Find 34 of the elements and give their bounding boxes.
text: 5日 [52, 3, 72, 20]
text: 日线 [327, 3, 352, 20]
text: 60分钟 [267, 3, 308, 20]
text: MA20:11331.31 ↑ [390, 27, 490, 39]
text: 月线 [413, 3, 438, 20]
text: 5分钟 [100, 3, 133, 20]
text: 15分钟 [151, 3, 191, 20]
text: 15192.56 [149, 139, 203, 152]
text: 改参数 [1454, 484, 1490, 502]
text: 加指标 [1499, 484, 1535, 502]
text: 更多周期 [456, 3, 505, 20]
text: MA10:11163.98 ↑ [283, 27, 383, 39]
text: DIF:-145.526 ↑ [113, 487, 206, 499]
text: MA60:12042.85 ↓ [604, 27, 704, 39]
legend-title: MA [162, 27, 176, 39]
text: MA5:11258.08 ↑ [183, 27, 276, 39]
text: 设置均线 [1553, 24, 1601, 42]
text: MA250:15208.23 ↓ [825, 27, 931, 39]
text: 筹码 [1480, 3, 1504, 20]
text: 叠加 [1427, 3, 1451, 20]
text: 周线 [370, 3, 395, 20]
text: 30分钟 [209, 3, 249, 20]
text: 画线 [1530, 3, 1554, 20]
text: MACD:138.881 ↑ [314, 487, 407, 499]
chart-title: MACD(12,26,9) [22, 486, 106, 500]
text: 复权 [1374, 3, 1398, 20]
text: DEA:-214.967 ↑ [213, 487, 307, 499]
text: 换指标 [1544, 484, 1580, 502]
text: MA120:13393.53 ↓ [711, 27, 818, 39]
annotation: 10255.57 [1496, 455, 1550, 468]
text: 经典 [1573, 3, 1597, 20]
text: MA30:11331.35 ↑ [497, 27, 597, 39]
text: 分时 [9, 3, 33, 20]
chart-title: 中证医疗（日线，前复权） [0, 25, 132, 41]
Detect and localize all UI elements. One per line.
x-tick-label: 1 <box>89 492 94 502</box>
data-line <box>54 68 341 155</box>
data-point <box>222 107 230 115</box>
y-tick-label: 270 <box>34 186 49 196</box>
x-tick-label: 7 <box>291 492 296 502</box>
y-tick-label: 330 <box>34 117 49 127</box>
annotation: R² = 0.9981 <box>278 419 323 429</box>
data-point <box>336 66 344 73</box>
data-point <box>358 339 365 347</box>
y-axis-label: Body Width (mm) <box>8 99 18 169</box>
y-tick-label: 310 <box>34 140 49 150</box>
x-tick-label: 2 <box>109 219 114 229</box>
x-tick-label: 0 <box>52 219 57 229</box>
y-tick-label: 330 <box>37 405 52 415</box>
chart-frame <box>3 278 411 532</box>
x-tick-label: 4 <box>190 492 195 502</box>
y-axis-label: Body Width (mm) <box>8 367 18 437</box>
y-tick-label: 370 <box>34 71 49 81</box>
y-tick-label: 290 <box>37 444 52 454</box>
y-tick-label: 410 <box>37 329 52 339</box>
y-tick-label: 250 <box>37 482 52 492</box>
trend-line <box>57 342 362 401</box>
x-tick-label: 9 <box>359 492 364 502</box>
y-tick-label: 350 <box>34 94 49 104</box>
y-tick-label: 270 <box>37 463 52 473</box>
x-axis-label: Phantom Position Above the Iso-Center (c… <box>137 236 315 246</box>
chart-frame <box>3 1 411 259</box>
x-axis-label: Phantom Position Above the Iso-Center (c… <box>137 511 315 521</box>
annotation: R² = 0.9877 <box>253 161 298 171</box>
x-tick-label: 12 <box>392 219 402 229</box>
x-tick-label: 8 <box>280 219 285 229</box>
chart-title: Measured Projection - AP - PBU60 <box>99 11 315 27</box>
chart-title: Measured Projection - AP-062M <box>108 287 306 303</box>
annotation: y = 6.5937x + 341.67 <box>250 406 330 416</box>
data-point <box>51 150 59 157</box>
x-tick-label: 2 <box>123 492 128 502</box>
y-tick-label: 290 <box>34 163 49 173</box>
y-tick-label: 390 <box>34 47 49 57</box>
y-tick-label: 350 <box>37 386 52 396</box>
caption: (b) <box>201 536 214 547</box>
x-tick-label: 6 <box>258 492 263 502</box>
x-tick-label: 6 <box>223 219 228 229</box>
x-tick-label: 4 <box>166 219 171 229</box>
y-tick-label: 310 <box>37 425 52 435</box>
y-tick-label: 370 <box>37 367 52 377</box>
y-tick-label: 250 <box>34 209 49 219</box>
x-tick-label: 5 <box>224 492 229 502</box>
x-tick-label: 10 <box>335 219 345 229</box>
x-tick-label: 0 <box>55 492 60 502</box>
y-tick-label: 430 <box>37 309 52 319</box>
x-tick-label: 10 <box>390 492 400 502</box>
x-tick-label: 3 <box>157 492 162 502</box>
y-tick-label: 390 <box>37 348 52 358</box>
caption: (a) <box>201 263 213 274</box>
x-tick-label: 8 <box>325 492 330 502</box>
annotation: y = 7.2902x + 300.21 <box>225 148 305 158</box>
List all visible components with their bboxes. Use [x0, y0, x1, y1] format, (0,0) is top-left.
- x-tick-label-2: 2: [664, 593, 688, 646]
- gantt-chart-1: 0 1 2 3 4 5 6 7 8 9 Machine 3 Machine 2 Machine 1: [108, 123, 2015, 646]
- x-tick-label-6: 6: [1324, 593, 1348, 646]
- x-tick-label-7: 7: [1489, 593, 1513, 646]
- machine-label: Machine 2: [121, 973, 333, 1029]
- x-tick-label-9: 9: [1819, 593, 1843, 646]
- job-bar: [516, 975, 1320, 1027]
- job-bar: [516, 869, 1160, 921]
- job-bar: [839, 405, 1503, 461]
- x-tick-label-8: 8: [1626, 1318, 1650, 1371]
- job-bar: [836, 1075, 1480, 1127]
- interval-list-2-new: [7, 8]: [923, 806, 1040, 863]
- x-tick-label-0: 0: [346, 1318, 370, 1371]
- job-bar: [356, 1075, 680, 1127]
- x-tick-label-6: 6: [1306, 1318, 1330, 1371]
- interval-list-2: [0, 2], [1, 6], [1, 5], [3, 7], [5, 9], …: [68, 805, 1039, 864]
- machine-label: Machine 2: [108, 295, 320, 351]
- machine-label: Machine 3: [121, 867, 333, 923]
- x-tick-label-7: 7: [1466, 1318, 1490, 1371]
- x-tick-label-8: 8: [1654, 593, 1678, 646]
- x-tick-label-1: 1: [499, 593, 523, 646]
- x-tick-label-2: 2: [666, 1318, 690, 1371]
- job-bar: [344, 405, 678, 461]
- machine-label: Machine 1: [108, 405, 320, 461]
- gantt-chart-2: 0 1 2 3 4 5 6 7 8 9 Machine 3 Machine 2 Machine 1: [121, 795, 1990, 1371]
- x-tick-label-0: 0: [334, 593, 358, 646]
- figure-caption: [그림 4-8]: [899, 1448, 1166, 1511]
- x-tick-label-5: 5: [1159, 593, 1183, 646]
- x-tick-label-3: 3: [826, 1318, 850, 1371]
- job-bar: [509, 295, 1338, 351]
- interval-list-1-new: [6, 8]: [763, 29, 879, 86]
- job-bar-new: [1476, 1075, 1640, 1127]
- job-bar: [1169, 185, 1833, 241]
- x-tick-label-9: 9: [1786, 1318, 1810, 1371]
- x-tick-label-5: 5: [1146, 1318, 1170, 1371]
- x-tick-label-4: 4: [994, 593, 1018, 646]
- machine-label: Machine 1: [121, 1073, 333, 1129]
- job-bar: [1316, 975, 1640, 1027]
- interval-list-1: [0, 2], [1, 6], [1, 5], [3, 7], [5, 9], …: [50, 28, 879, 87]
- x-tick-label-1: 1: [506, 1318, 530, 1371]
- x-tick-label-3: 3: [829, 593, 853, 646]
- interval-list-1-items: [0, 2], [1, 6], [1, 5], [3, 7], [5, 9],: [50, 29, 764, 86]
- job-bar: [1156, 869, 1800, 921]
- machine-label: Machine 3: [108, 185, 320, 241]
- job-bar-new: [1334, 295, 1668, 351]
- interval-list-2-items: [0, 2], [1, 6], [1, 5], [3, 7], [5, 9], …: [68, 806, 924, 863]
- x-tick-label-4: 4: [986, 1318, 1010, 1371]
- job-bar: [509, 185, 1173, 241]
******************************
Would you print the stretch of the material from its first line through the line containing "x-tick-label: 2 <box>109 219 114 229</box>", both included, with every line reproduced unchanged?

Find 34 of the elements and give their bounding boxes.
text: 5日 [52, 3, 72, 20]
text: 日线 [327, 3, 352, 20]
text: 60分钟 [267, 3, 308, 20]
text: MA20:11331.31 ↑ [390, 27, 490, 39]
text: 月线 [413, 3, 438, 20]
text: 5分钟 [100, 3, 133, 20]
text: 15分钟 [151, 3, 191, 20]
text: 15192.56 [149, 139, 203, 152]
text: 改参数 [1454, 484, 1490, 502]
text: 加指标 [1499, 484, 1535, 502]
text: 更多周期 [456, 3, 505, 20]
text: MA10:11163.98 ↑ [283, 27, 383, 39]
text: DIF:-145.526 ↑ [113, 487, 206, 499]
text: MA60:12042.85 ↓ [604, 27, 704, 39]
legend-title: MA [162, 27, 176, 39]
text: MA5:11258.08 ↑ [183, 27, 276, 39]
text: 设置均线 [1553, 24, 1601, 42]
text: MA250:15208.23 ↓ [825, 27, 931, 39]
text: 筹码 [1480, 3, 1504, 20]
text: 叠加 [1427, 3, 1451, 20]
text: 周线 [370, 3, 395, 20]
text: 30分钟 [209, 3, 249, 20]
text: 画线 [1530, 3, 1554, 20]
text: MACD:138.881 ↑ [314, 487, 407, 499]
chart-title: MACD(12,26,9) [22, 486, 106, 500]
text: 复权 [1374, 3, 1398, 20]
text: DEA:-214.967 ↑ [213, 487, 307, 499]
text: 换指标 [1544, 484, 1580, 502]
text: MA120:13393.53 ↓ [711, 27, 818, 39]
annotation: 10255.57 [1496, 455, 1550, 468]
text: 经典 [1573, 3, 1597, 20]
text: MA30:11331.35 ↑ [497, 27, 597, 39]
text: 分时 [9, 3, 33, 20]
chart-title: 中证医疗（日线，前复权） [0, 25, 132, 41]
Detect and localize all UI elements. One per line.
x-tick-label: 1 <box>89 492 94 502</box>
data-line <box>54 68 341 155</box>
data-point <box>222 107 230 115</box>
y-tick-label: 270 <box>34 186 49 196</box>
x-tick-label: 7 <box>291 492 296 502</box>
y-tick-label: 330 <box>34 117 49 127</box>
annotation: R² = 0.9981 <box>278 419 323 429</box>
data-point <box>336 66 344 73</box>
data-point <box>358 339 365 347</box>
y-axis-label: Body Width (mm) <box>8 99 18 169</box>
y-tick-label: 310 <box>34 140 49 150</box>
x-tick-label: 2 <box>109 219 114 229</box>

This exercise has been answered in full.